>> Begin
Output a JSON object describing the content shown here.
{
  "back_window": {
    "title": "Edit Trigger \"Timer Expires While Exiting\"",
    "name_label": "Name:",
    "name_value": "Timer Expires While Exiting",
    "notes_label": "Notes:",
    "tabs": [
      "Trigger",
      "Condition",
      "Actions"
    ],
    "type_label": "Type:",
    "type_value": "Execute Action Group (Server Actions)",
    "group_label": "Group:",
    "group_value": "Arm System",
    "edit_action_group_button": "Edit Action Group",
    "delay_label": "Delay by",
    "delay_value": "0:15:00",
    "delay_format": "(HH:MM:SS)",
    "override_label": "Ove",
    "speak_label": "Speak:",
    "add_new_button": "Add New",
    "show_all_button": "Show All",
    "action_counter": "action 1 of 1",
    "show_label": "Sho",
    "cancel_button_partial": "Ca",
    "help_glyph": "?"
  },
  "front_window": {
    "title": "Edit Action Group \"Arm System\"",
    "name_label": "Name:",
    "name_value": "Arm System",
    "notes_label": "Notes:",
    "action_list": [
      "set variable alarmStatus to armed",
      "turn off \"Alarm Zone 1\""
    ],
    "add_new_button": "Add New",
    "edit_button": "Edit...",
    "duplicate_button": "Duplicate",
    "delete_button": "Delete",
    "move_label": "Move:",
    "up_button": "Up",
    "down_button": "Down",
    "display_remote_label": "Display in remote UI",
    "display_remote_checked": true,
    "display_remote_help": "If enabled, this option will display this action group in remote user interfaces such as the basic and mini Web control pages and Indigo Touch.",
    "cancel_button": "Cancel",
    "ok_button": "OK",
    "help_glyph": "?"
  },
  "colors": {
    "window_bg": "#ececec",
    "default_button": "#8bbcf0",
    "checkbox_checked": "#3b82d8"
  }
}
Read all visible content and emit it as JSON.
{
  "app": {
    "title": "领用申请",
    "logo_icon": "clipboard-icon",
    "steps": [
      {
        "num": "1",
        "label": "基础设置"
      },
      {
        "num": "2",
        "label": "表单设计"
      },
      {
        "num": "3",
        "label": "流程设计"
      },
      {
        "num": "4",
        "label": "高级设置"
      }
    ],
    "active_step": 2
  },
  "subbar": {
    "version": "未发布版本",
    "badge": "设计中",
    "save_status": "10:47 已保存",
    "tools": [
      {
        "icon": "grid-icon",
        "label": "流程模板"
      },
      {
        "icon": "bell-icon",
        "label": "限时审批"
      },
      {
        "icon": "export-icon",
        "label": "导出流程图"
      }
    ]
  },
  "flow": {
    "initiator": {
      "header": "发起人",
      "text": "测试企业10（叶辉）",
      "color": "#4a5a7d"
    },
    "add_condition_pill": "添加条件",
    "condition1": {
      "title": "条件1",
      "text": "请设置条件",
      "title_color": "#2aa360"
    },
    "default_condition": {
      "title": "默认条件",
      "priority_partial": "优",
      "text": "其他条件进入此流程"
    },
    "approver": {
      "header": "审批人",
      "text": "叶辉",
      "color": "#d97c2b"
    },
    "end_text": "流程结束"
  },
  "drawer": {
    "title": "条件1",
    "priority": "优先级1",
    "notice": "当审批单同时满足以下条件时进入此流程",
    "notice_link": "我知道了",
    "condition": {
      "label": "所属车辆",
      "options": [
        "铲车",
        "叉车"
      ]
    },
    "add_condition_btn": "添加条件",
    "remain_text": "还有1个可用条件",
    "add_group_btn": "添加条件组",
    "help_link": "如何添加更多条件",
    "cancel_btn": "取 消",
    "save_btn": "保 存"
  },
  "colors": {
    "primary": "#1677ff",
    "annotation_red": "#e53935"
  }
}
>> End
What to do: Look for the word "JSON" and return every line where it occurs.

Output of the task:
Output a JSON object describing the content shown here.
Read all visible content and emit it as JSON.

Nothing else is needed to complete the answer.